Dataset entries
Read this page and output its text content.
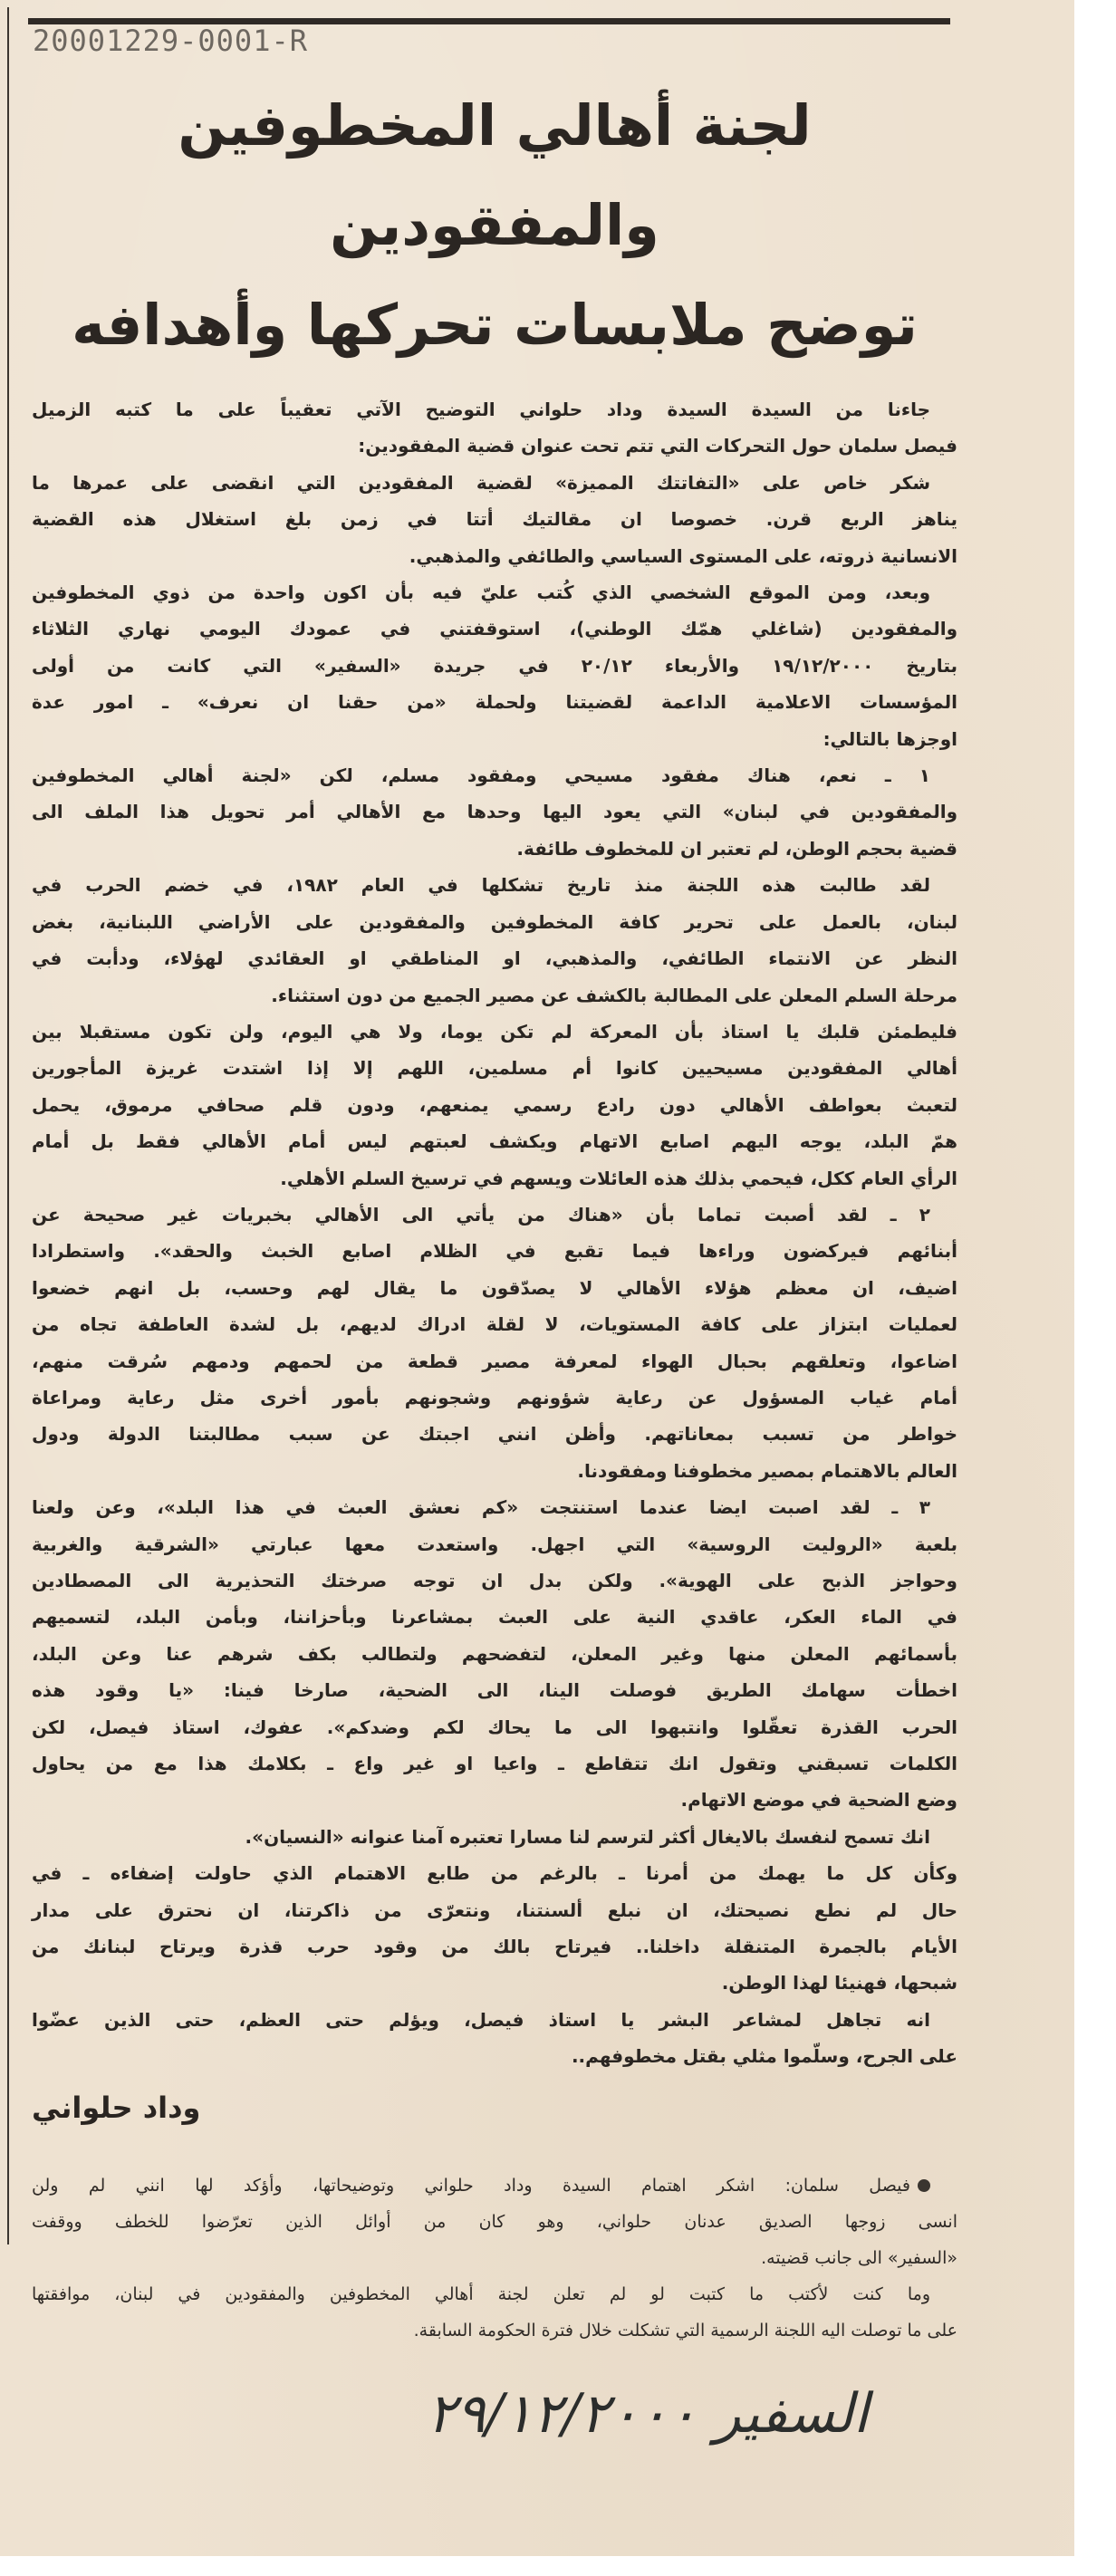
20001229-0001-R
لجنة أهالي المخطوفين والمفقودين
توضح ملابسات تحركها وأهدافه
جاءنا من السيدة السيدة وداد حلواني التوضيح الآتي تعقيباً على ما كتبه الزميل
فيصل سلمان حول التحركات التي تتم تحت عنوان قضية المفقودين:
شكر خاص على «التفاتتك المميزة» لقضية المفقودين التي انقضى على عمرها ما
يناهز الربع قرن. خصوصا ان مقالتيك أتتا في زمن بلغ استغلال هذه القضية
الانسانية ذروته، على المستوى السياسي والطائفي والمذهبي.
وبعد، ومن الموقع الشخصي الذي كُتب عليّ فيه بأن اكون واحدة من ذوي المخطوفين
والمفقودين (شاغلي همّك الوطني)، استوقفتني في عمودك اليومي نهاري الثلاثاء
بتاريخ ١٩/١٢/٢٠٠٠ والأربعاء ٢٠/١٢ في جريدة «السفير» التي كانت من أولى
المؤسسات الاعلامية الداعمة لقضيتنا ولحملة «من حقنا ان نعرف» ـ امور عدة
اوجزها بالتالي:
١ ـ نعم، هناك مفقود مسيحي ومفقود مسلم، لكن «لجنة أهالي المخطوفين
والمفقودين في لبنان» التي يعود اليها وحدها مع الأهالي أمر تحويل هذا الملف الى
قضية بحجم الوطن، لم تعتبر ان للمخطوف طائفة.
لقد طالبت هذه اللجنة منذ تاريخ تشكلها في العام ١٩٨٢، في خضم الحرب في
لبنان، بالعمل على تحرير كافة المخطوفين والمفقودين على الأراضي اللبنانية، بغض
النظر عن الانتماء الطائفي، والمذهبي، او المناطقي او العقائدي لهؤلاء، ودأبت في
مرحلة السلم المعلن على المطالبة بالكشف عن مصير الجميع من دون استثناء.
فليطمئن قلبك يا استاذ بأن المعركة لم تكن يوما، ولا هي اليوم، ولن تكون مستقبلا بين
أهالي المفقودين مسيحيين كانوا أم مسلمين، اللهم إلا إذا اشتدت غريزة المأجورين
لتعبث بعواطف الأهالي دون رادع رسمي يمنعهم، ودون قلم صحافي مرموق، يحمل
همّ البلد، يوجه اليهم اصابع الاتهام ويكشف لعبتهم ليس أمام الأهالي فقط بل أمام
الرأي العام ككل، فيحمي بذلك هذه العائلات ويسهم في ترسيخ السلم الأهلي.
٢ ـ لقد أصبت تماما بأن «هناك من يأتي الى الأهالي بخبريات غير صحيحة عن
أبنائهم فيركضون وراءها فيما تقبع في الظلام اصابع الخبث والحقد». واستطرادا
اضيف، ان معظم هؤلاء الأهالي لا يصدّقون ما يقال لهم وحسب، بل انهم خضعوا
لعمليات ابتزاز على كافة المستويات، لا لقلة ادراك لديهم، بل لشدة العاطفة تجاه من
اضاعوا، وتعلقهم بحبال الهواء لمعرفة مصير قطعة من لحمهم ودمهم سُرقت منهم،
أمام غياب المسؤول عن رعاية شؤونهم وشجونهم بأمور أخرى مثل رعاية ومراعاة
خواطر من تسبب بمعاناتهم. وأظن انني اجبتك عن سبب مطالبتنا الدولة ودول
العالم بالاهتمام بمصير مخطوفنا ومفقودنا.
٣ ـ لقد اصبت ايضا عندما استنتجت «كم نعشق العبث في هذا البلد»، وعن ولعنا
بلعبة «الروليت الروسية» التي اجهل. واستعدت معها عبارتي «الشرقية والغربية
وحواجز الذبح على الهوية». ولكن بدل ان توجه صرختك التحذيرية الى المصطادين
في الماء العكر، عاقدي النية على العبث بمشاعرنا وبأحزاننا، وبأمن البلد، لتسميهم
بأسمائهم المعلن منها وغير المعلن، لتفضحهم ولتطالب بكف شرهم عنا وعن البلد،
اخطأت سهامك الطريق فوصلت الينا، الى الضحية، صارخا فينا: «يا وقود هذه
الحرب القذرة تعقّلوا وانتبهوا الى ما يحاك لكم وضدكم». عفوك، استاذ فيصل، لكن
الكلمات تسبقني وتقول انك تتقاطع ـ واعيا او غير واع ـ بكلامك هذا مع من يحاول
وضع الضحية في موضع الاتهام.
انك تسمح لنفسك بالايغال أكثر لترسم لنا مسارا تعتبره آمنا عنوانه «النسيان».
وكأن كل ما يهمك من أمرنا ـ بالرغم من طابع الاهتمام الذي حاولت إضفاءه ـ في
حال لم نطع نصيحتك، ان نبلع ألسنتنا، ونتعرّى من ذاكرتنا، ان نحترق على مدار
الأيام بالجمرة المتنقلة داخلنا.. فيرتاح بالك من وقود حرب قذرة ويرتاح لبنانك من
شبحها، فهنيئا لهذا الوطن.
انه تجاهل لمشاعر البشر يا استاذ فيصل، ويؤلم حتى العظم، حتى الذين عضّوا
على الجرح، وسلّموا مثلي بقتل مخطوفهم..
وداد حلواني
فيصل سلمان: اشكر اهتمام السيدة وداد حلواني وتوضيحاتها، وأؤكد لها انني لم ولن
انسى زوجها الصديق عدنان حلواني، وهو كان من أوائل الذين تعرّضوا للخطف ووقفت
«السفير» الى جانب قضيته.
وما كنت لأكتب ما كتبت لو لم تعلن لجنة أهالي المخطوفين والمفقودين في لبنان، موافقتها
على ما توصلت اليه اللجنة الرسمية التي تشكلت خلال فترة الحكومة السابقة.
السفير ٢٩/١٢/٢٠٠٠
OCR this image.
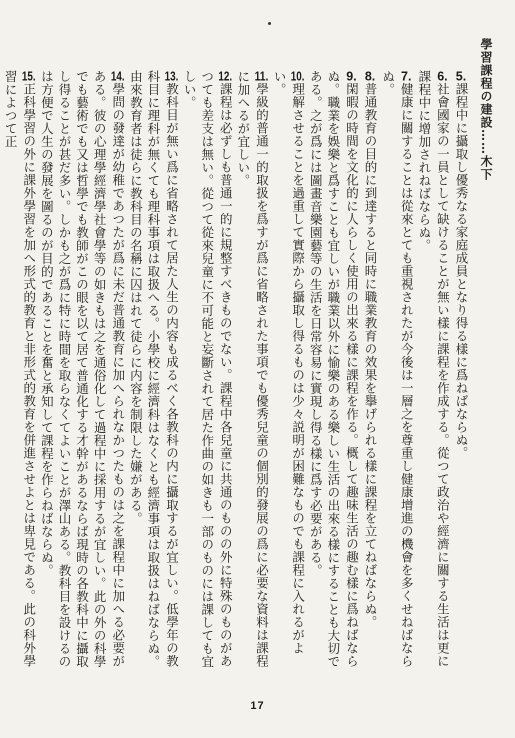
學習課程の建設……木下

5.課程中に攝取し優秀なる家庭成員となり得る樣に爲ねばならぬ。

6.社會國家の一員として缺けることが無い樣に課程を作成する。從つて政治や經濟に關する生活は更に課程中に增加されねばならぬ。

7.健康に關することは從來とても重視されたが今後は一層之を尊重し健康增進の機會を多くせねばならぬ。

8.普通教育の目的に到達すると同時に職業教育の效果を擧げられる樣に課程を立てねばならぬ。

9.閑暇の時間を文化的に人らしく使用の出來る樣に課程を作る。概して趣味生活の趣む樣に爲ねばならぬ。職業を娛樂と爲すことも宜しいが職業以外に愉樂のある樂しい生活の出來る樣にすることも大切である。之が爲には圖畫音樂園藝等の生活を日常容易に實現し得る樣に爲す必要がある。

10.理解させることを過重して實際から攝取し得るものは少々説明が困難なものでも課程に入れるがよい。

11.學級的普通一的取扱を爲すが爲に省略された事項でも優秀兒童の個別的發展の爲に必要な資料は課程に加へるが宜しい。

12.課程は必ずしも普通一的に規整すべきものでない。課程中各兒童に共通のものの外に特殊のものがあつても差支は無い。從つて從來兒童に不可能と妄斷されて居た作曲の如きも一部のものには課しても宜しい。

13.教科目が無い爲に省略されて居た人生の内容も成るべく各教科の内に攝取するが宜しい。低學年の教科目に理科が無くても理科事項は取扱へる。小學校に經濟科はなくとも經濟事項は取扱はねばならぬ。由來教育者は徒らに教科目の名稱に囚はれて徒らに内容を制限した嫌がある。

14.學問の發達が幼稚であつたが爲に未だ普通教育に加へられなかつたものは之を課程中に加へる必要がある。彼の心理學經濟學社會學等の如きもは之を通俗化して過程中に採用するが宜しい。此の外の科學でも藝術でも又は哲學でも教師がこの眼を以て居て普通化する才幹があるならば現時の各教科中に攝取し得ることが甚だ多い。しかも之が爲に特に時間を取らなくてよいことが澤山ある。教科目を設けるのは方便で人生の發展を圖るのが目的であることを奮と承知して課程を作らねばならぬ。

15.正科學習の外に課外學習を加へ形式的教育と非形式的教育を併進させよとは卑見である。此の科外學習によつて正

17
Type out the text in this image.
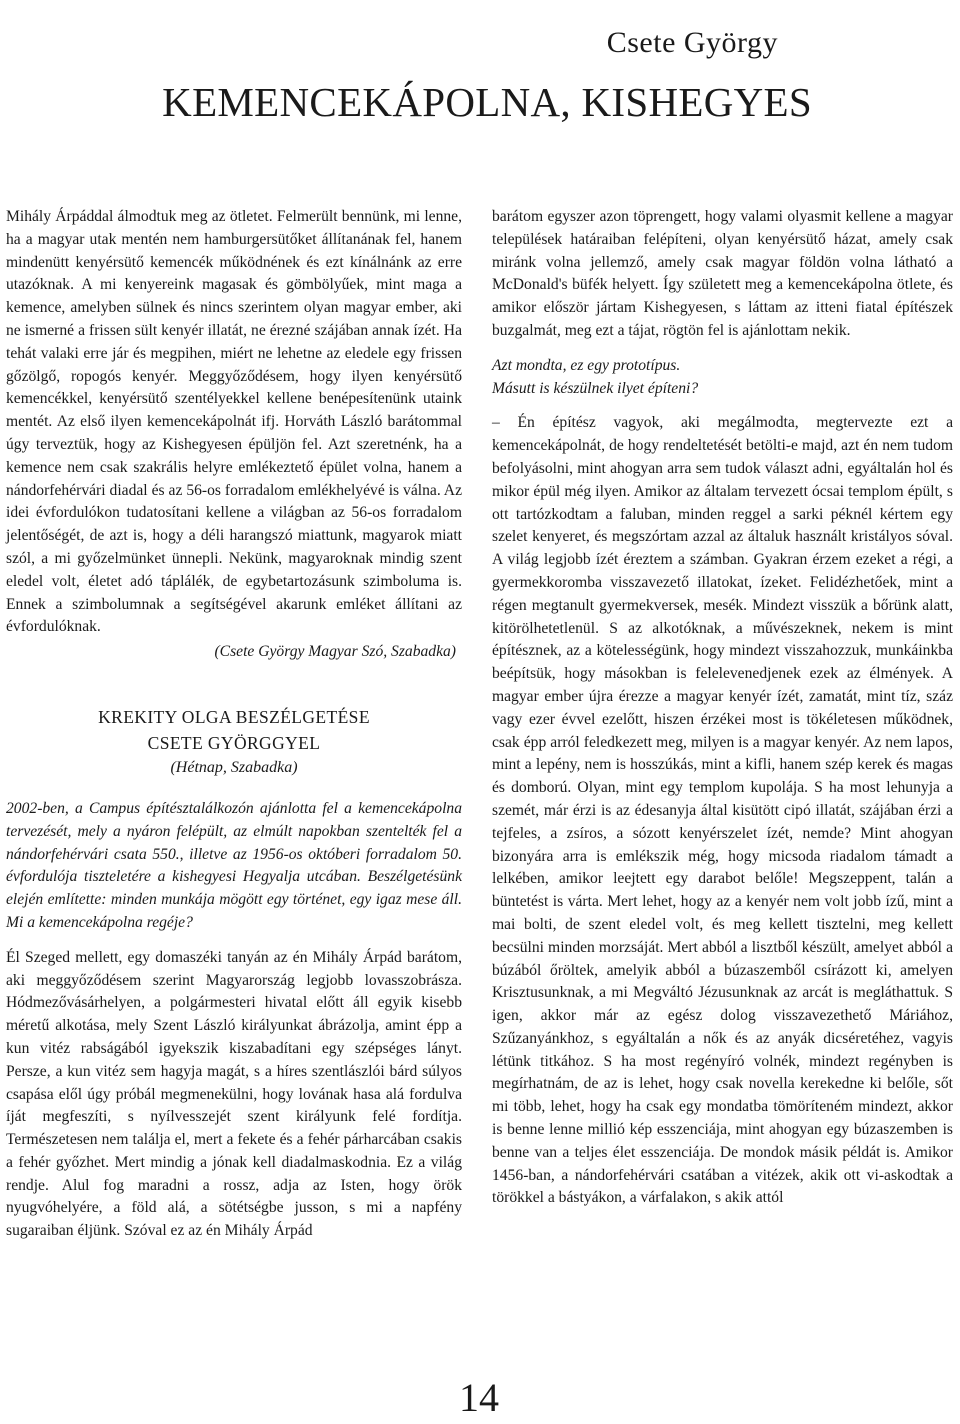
Csete György
KEMENCEKÁPOLNA, KISHEGYES

Mihály Árpáddal álmodtuk meg az ötletet. Felmerült bennünk, mi lenne, ha a magyar utak mentén nem hamburgersütőket állítanának fel, hanem mindenütt kenyérsütő kemencék működnének és ezt kínálnánk az erre utazóknak. A mi kenyereink magasak és gömbölyűek, mint maga a kemence, amelyben sülnek és nincs szerintem olyan magyar ember, aki ne ismerné a frissen sült kenyér illatát, ne érezné szájában annak ízét. Ha tehát valaki erre jár és megpihen, miért ne lehetne az eledele egy frissen gőzölgő, ropogós kenyér. Meggyőződésem, hogy ilyen kenyérsütő kemencékkel, kenyérsütő szentélyekkel kellene benépesítenünk utaink mentét. Az első ilyen kemencekápolnát ifj. Horváth László barátommal úgy terveztük, hogy az Kishegyesen épüljön fel. Azt szeretnénk, ha a kemence nem csak szakrális helyre emlékeztető épület volna, hanem a nándorfehérvári diadal és az 56-os forradalom emlékhelyévé is válna. Az idei évfordulókon tudatosítani kellene a világban az 56-os forradalom jelentőségét, de azt is, hogy a déli harangszó miattunk, magyarok miatt szól, a mi győzelmünket ünnepli. Nekünk, magyaroknak mindig szent eledel volt, életet adó táplálék, de egybetartozásunk szimboluma is. Ennek a szimbolumnak a segítségével akarunk emléket állítani az évfordulóknak.

(Csete György Magyar Szó, Szabadka)

KREKITY OLGA BESZÉLGETÉSE
CSETE GYÖRGGYEL
(Hétnap, Szabadka)

2002-ben, a Campus építésztalálkozón ajánlotta fel a kemencekápolna tervezését, mely a nyáron felépült, az elmúlt napokban szentelték fel a nándorfehérvári csata 550., illetve az 1956-os októberi forradalom 50. évfordulója tiszteletére a kishegyesi Hegyalja utcában. Beszélgetésünk elején említette: minden munkája mögött egy történet, egy igaz mese áll. Mi a kemencekápolna regéje?

Él Szeged mellett, egy domaszéki tanyán az én Mihály Árpád barátom, aki meggyőződésem szerint Magyarország legjobb lovasszobrásza. Hódmezővásárhelyen, a polgármesteri hivatal előtt áll egyik kisebb méretű alkotása, mely Szent László királyunkat ábrázolja, amint épp a kun vitéz rabságából igyekszik kiszabadítani egy szépséges lányt. Persze, a kun vitéz sem hagyja magát, s a híres szentlászlói bárd súlyos csapása elől úgy próbál megmenekülni, hogy lovának hasa alá fordulva íját megfeszíti, s nyílvesszejét szent királyunk felé fordítja. Természetesen nem találja el, mert a fekete és a fehér párharcában csakis a fehér győzhet. Mert mindig a jónak kell diadalmaskodnia. Ez a világ rendje. Alul fog maradni a rossz, adja az Isten, hogy örök nyugvóhelyére, a föld alá, a sötétségbe jusson, s mi a napfény sugaraiban éljünk. Szóval ez az én Mihály Árpád

barátom egyszer azon töprengett, hogy valami olyasmit kellene a magyar települések határaiban felépíteni, olyan kenyérsütő házat, amely csak miránk volna jellemző, amely csak magyar földön volna látható a McDonald's büfék helyett. Így született meg a kemencekápolna ötlete, és amikor először jártam Kishegyesen, s láttam az itteni fiatal építészek buzgalmát, meg ezt a tájat, rögtön fel is ajánlottam nekik.

Azt mondta, ez egy prototípus.

Másutt is készülnek ilyet építeni?

– Én építész vagyok, aki megálmodta, megtervezte ezt a kemencekápolnát, de hogy rendeltetését betölti-e majd, azt én nem tudom befolyásolni, mint ahogyan arra sem tudok választ adni, egyáltalán hol és mikor épül még ilyen. Amikor az általam tervezett ócsai templom épült, s ott tartózkodtam a faluban, minden reggel a sarki péknél kértem egy szelet kenyeret, és megszórtam azzal az általuk használt kristályos sóval. A világ legjobb ízét éreztem a számban. Gyakran érzem ezeket a régi, a gyermekkoromba visszavezető illatokat, ízeket. Felidézhetőek, mint a régen megtanult gyermekversek, mesék. Mindezt visszük a bőrünk alatt, kitörölhetetlenül. S az alkotóknak, a művészeknek, nekem is mint építésznek, az a kötelességünk, hogy mindezt visszahozzuk, munkáinkba beépítsük, hogy másokban is felelevenedjenek ezek az élmények. A magyar ember újra érezze a magyar kenyér ízét, zamatát, mint tíz, száz vagy ezer évvel ezelőtt, hiszen érzékei most is tökéletesen működnek, csak épp arról feledkezett meg, milyen is a magyar kenyér. Az nem lapos, mint a lepény, nem is hosszúkás, mint a kifli, hanem szép kerek és magas és domború. Olyan, mint egy templom kupolája. S ha most lehunyja a szemét, már érzi is az édesanyja által kisütött cipó illatát, szájában érzi a tejfeles, a zsíros, a sózott kenyérszelet ízét, nemde? Mint ahogyan bizonyára arra is emlékszik még, hogy micsoda riadalom támadt a lelkében, amikor leejtett egy darabot belőle! Megszeppent, talán a büntetést is várta. Mert lehet, hogy az a kenyér nem volt jobb ízű, mint a mai bolti, de szent eledel volt, és meg kellett tisztelni, meg kellett becsülni minden morzsáját. Mert abból a lisztből készült, amelyet abból a búzából őröltek, amelyik abból a búzaszemből csírázott ki, amelyen Krisztusunknak, a mi Megváltó Jézusunknak az arcát is megláthattuk. S igen, akkor már az egész dolog visszavezethető Máriához, Szűzanyánkhoz, s egyáltalán a nők és az anyák dicséretéhez, vagyis létünk titkához. S ha most regényíró volnék, mindezt regényben is megírhatnám, de az is lehet, hogy csak novella kerekedne ki belőle, sőt mi több, lehet, hogy ha csak egy mondatba tömöríteném mindezt, akkor is benne lenne millió kép esszenciája, mint ahogyan egy búzaszemben is benne van a teljes élet esszenciája. De mondok másik példát is. Amikor 1456-ban, a nándorfehérvári csatában a vitézek, akik ott vi-askodtak a törökkel a bástyákon, a várfalakon, s akik attól

14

What the exercise asks =
Scan the material above and determine how many lines include the word "هناك"; report only the number.

Full output =
2